Page
%%

Cette diapositive est un exemple à l'échelle d'un jardin. Plutôt que de retourner complètement la terre, la personne que l'on voit ici l'ameublit. De cette manière. les diverses couches sont maintenues. La plupart des organismes vivant dans le sol dont je vous parlais vivent dans les 3 centimètres supérieure du sol. Retourner complètement le sol équivaut, par exemple, à prendre la suite de terrasse de cet hôtel et à la mettre au sous sol--les occupants n'en seraient guère heureux.

Par conséquent, je recommande de faire usage d'engrais naturels, dans la mesure du possible, qui ne rendent pas le sol acide, tels les engrais minéraux, utilisant des formes d'irrigation qui ne perturbent ni ne gênent l'environnement, des pratiques d'ameublissement du sol minimal soit, par exemple, en utilisant les sous-solage et une charrue déchaumeuse à disques plutôt qu'une charrue à soc pour retourner le sol. Entre autres pratiques, on peut citer l'injection dans le sol d'organismes bénéfiques dans la mesure du possible, en se servant d'engrais minéraux en oligo-éléments, de la rotation des cultures avec les légumes et des cultures axées sur l'amélioration du sol, de la culture par paillis et de la pratique qui consiste à garder le sol couvert, de la mise à la disposition des agriculteurs et des jardiniers de bien meilleurs services relatifs au sol et aux plants, et du retour au sol de matières organiques comme le fumier, les résidus de culture, les déchets urbains, le compactage, le fumier vert et d autres matériaux tirés des plantes.

%%

Consigne
Extrayez du texte sur le travail du sol le passage compris entre « Cette diapositive est » et « seraient guère heureux. », bornes incluses. Les entrées recueillies n'interviennent pas dans ce travail.

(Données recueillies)
%%

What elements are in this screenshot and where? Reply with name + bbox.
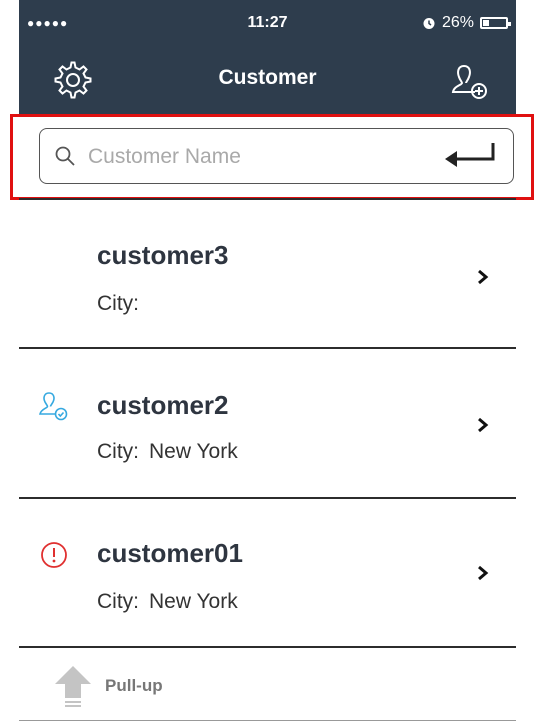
arrow-up-icon — [55, 666, 91, 707]
status-bar: ●●●●● 11:27 26% — [19, 0, 516, 46]
battery-fill — [483, 20, 489, 26]
user-check-icon — [39, 392, 68, 421]
list-item-customer01[interactable]: customer01 City: New York — [19, 510, 516, 650]
nav-bar: Customer — [19, 46, 516, 114]
divider — [19, 720, 516, 721]
search-icon — [55, 146, 75, 166]
divider — [19, 198, 516, 200]
pull-up-indicator: Pull-up — [19, 648, 516, 720]
alert-circle-icon — [41, 542, 67, 568]
list-item-customer2[interactable]: customer2 City: New York — [19, 360, 516, 500]
battery-percentage: 26% — [441, 14, 474, 31]
chevron-right-icon — [478, 269, 489, 285]
customer-name: customer01 — [97, 538, 243, 568]
list-item-customer3[interactable]: customer3 City: — [19, 210, 516, 350]
city-label: City: — [97, 292, 139, 315]
pull-up-label: Pull-up — [105, 676, 163, 695]
enter-icon[interactable] — [443, 141, 497, 171]
search-input[interactable] — [86, 129, 440, 184]
divider — [19, 347, 516, 349]
city-label: City: — [97, 590, 139, 613]
battery-tip — [508, 22, 511, 26]
status-right: 26% — [422, 14, 511, 32]
city-value: New York — [149, 440, 238, 463]
city-value: New York — [149, 590, 238, 613]
add-user-icon[interactable] — [448, 58, 492, 102]
divider — [19, 497, 516, 499]
page-title: Customer — [218, 66, 317, 89]
chevron-right-icon — [478, 565, 489, 581]
phone-screen: ●●●●● 11:27 26% Customer Customer Name c… — [10, 0, 534, 728]
battery-icon — [480, 17, 511, 29]
alarm-icon — [423, 18, 435, 29]
city-label: City: — [97, 440, 139, 463]
customer-name: customer3 — [97, 240, 229, 270]
chevron-right-icon — [478, 417, 489, 433]
customer-name: customer2 — [97, 390, 229, 420]
customer-city: City: — [97, 292, 159, 316]
customer-city: City: New York — [97, 440, 248, 464]
search-box[interactable] — [39, 128, 514, 184]
customer-city: City: New York — [97, 590, 248, 614]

%%

Réponse
Cette diapositive est un exemple à l'échelle d'un jardin. Plutôt que de retourner complètement la terre, la personne que l'on voit ici l'ameublit. De cette manière. les diverses couches sont maintenues. La plupart des organismes vivant dans le sol dont je vous parlais vivent dans les 3 centimètres supérieure du sol. Retourner complètement le sol équivaut, par exemple, à prendre la suite de terrasse de cet hôtel et à la mettre au sous sol--les occupants n'en seraient guère heureux.